Dataset records
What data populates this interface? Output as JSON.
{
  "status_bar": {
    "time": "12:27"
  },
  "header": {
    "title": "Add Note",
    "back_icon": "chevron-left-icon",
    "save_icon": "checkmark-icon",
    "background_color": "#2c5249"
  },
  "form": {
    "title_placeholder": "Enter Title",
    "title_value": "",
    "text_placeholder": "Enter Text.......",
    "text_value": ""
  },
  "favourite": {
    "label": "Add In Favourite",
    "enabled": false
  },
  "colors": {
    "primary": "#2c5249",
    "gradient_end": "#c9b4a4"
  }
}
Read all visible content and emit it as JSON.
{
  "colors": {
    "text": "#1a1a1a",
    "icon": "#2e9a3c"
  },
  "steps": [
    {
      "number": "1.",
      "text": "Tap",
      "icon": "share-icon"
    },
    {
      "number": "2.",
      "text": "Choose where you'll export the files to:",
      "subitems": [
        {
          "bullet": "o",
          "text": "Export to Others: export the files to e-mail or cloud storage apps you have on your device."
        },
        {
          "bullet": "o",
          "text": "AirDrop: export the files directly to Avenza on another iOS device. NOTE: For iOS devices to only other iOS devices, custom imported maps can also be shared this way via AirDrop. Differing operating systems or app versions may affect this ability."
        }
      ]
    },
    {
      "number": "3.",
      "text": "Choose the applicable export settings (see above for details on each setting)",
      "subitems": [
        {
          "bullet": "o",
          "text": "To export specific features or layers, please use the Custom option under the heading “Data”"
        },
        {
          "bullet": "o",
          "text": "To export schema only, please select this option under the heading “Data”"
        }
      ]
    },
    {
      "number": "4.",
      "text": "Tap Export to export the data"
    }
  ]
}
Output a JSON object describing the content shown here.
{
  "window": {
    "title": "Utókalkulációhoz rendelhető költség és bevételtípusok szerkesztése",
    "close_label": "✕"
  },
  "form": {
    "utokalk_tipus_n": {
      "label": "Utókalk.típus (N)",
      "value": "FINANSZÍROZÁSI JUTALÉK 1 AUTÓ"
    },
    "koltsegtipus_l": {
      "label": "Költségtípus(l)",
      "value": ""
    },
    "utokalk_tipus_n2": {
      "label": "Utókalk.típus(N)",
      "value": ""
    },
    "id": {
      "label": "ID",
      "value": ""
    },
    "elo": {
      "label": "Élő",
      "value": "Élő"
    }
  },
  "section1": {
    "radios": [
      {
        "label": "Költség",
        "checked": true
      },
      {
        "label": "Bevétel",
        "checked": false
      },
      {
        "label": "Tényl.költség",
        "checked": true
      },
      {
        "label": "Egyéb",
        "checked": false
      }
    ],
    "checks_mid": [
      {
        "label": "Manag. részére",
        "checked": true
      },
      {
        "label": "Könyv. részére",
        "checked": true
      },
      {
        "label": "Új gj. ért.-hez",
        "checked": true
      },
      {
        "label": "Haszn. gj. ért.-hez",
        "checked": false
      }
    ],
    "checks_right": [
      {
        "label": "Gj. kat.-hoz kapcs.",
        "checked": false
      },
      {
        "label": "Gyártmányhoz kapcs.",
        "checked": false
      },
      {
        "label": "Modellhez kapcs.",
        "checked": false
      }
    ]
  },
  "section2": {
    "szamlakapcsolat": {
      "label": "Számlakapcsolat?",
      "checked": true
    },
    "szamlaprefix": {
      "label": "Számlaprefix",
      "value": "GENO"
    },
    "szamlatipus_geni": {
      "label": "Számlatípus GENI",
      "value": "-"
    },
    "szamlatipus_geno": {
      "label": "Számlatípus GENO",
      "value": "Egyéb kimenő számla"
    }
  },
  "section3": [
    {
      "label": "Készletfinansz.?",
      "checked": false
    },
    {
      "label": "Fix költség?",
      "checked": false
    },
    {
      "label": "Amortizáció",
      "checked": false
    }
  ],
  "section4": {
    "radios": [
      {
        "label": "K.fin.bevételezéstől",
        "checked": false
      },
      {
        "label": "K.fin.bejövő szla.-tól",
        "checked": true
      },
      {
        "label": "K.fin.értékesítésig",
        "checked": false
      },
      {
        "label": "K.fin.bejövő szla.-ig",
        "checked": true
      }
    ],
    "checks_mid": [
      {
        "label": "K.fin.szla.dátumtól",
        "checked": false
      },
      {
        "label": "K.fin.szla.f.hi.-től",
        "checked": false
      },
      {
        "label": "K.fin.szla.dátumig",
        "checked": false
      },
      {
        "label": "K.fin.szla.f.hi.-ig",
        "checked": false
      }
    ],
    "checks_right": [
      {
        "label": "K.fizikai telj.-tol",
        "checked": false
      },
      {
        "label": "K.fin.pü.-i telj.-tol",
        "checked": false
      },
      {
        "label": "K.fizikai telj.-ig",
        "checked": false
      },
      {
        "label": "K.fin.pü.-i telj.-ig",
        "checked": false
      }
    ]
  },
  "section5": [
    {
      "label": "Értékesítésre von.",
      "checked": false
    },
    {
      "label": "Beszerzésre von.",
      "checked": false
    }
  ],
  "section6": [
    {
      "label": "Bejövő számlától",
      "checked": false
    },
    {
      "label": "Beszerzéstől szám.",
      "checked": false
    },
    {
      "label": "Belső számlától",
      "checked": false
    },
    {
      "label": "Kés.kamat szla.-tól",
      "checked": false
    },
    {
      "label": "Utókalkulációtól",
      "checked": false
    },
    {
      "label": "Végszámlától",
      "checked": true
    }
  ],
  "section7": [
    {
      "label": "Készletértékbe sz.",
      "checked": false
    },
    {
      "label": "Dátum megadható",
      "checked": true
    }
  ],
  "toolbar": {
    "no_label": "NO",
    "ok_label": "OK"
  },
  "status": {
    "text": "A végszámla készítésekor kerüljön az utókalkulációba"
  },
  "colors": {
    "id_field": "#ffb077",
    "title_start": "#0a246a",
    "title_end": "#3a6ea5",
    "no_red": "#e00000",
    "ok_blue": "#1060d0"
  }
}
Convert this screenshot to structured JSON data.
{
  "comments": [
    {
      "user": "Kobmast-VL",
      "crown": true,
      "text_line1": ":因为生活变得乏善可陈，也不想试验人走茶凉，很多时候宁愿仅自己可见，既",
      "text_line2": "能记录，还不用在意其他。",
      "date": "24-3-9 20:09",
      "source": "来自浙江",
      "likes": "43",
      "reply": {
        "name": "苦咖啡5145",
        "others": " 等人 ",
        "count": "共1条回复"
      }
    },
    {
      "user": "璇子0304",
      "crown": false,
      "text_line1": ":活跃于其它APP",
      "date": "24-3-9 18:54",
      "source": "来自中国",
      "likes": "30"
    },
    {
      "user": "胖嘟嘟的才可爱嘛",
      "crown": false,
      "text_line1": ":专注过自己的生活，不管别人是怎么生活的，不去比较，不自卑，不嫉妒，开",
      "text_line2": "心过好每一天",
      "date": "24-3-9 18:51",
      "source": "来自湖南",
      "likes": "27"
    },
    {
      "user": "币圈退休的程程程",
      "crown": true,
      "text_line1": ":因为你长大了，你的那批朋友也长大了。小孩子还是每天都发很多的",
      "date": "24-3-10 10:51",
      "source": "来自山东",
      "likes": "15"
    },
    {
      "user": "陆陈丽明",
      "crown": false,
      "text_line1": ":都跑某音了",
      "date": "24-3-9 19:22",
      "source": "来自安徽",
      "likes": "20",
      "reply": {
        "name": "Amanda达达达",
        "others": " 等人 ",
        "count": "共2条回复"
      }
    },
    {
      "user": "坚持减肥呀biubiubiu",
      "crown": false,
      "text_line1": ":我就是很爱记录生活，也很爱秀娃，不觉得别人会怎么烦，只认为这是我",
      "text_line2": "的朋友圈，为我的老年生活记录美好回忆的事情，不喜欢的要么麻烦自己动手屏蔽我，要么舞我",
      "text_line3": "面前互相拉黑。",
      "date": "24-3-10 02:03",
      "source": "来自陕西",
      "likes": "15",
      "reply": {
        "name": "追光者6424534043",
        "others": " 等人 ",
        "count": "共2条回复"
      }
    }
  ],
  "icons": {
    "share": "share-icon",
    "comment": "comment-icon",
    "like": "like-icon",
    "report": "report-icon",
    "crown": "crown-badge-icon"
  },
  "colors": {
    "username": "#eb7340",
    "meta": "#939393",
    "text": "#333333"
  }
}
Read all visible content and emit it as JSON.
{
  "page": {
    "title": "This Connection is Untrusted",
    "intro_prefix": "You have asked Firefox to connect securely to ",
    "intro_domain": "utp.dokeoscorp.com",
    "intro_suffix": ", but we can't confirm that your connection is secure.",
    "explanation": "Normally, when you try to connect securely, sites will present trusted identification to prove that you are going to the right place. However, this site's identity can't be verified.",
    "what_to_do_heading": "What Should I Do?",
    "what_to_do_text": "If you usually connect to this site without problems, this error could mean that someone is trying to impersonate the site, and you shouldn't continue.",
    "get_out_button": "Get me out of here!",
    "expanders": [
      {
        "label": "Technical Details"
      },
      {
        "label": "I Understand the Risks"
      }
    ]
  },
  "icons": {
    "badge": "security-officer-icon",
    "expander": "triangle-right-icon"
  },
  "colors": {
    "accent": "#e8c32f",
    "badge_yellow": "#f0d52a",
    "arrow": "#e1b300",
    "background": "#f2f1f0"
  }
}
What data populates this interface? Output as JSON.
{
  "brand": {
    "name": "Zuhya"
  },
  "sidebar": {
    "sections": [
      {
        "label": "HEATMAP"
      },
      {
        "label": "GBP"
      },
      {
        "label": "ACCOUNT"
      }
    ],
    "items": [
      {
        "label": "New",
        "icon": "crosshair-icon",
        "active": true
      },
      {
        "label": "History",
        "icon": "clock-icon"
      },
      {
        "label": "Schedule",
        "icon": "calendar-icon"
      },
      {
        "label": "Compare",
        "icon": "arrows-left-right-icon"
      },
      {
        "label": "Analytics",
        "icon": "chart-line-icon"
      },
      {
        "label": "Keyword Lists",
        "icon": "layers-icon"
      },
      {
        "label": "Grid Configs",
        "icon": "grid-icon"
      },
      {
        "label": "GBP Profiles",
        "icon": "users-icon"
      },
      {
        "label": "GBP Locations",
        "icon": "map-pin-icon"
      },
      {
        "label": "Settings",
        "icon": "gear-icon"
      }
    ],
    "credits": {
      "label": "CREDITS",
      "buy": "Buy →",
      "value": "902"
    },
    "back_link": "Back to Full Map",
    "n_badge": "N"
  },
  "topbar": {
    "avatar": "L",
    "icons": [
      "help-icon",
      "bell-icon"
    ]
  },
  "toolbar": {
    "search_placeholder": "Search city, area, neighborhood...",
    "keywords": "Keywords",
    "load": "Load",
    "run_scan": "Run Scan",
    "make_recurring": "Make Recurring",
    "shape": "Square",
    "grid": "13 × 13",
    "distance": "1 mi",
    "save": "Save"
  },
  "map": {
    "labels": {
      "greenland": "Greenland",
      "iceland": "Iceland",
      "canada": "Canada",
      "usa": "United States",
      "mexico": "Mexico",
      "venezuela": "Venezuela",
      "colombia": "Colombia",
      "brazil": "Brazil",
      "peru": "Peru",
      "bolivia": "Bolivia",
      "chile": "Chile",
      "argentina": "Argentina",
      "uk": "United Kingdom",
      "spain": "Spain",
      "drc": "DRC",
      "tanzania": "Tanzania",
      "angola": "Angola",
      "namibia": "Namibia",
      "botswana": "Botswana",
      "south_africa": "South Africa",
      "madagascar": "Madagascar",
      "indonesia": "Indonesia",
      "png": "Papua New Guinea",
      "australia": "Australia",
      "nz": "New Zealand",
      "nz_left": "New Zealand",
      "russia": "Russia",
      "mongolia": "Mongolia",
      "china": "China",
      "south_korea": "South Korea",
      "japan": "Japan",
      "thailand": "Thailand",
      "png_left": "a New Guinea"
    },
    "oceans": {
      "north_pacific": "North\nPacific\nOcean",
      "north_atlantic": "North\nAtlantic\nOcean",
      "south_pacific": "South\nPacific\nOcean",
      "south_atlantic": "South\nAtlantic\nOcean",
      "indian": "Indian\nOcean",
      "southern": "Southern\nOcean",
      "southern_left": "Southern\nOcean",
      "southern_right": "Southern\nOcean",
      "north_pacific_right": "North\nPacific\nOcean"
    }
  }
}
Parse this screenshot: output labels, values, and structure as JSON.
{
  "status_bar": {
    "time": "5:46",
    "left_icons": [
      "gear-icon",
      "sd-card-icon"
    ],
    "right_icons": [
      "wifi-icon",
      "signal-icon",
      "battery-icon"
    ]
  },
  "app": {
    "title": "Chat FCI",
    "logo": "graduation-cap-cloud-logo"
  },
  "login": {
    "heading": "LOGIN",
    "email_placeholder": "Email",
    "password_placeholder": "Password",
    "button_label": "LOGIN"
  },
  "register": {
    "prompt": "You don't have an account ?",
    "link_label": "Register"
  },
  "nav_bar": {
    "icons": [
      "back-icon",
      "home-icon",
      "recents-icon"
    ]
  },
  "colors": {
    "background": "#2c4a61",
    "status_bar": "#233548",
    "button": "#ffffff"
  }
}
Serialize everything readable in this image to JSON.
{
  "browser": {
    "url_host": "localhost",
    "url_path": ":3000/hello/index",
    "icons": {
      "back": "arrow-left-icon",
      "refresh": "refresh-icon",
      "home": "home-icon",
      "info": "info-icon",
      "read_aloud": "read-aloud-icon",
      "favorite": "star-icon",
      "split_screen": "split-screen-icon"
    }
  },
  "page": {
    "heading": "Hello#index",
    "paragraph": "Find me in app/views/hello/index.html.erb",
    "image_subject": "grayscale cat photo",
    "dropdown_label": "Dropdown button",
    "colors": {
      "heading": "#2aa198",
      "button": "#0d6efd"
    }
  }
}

▸ **PROBLEM DETAILS**: Return, word for word, every line from the line with "Serialize everything readable" to the final line of the data.

▸ **ANSWER**:
Serialize everything readable in this image to JSON.
{
  "browser": {
    "url_host": "localhost",
    "url_path": ":3000/hello/index",
    "icons": {
      "back": "arrow-left-icon",
      "refresh": "refresh-icon",
      "home": "home-icon",
      "info": "info-icon",
      "read_aloud": "read-aloud-icon",
      "favorite": "star-icon",
      "split_screen": "split-screen-icon"
    }
  },
  "page": {
    "heading": "Hello#index",
    "paragraph": "Find me in app/views/hello/index.html.erb",
    "image_subject": "grayscale cat photo",
    "dropdown_label": "Dropdown button",
    "colors": {
      "heading": "#2aa198",
      "button": "#0d6efd"
    }
  }
}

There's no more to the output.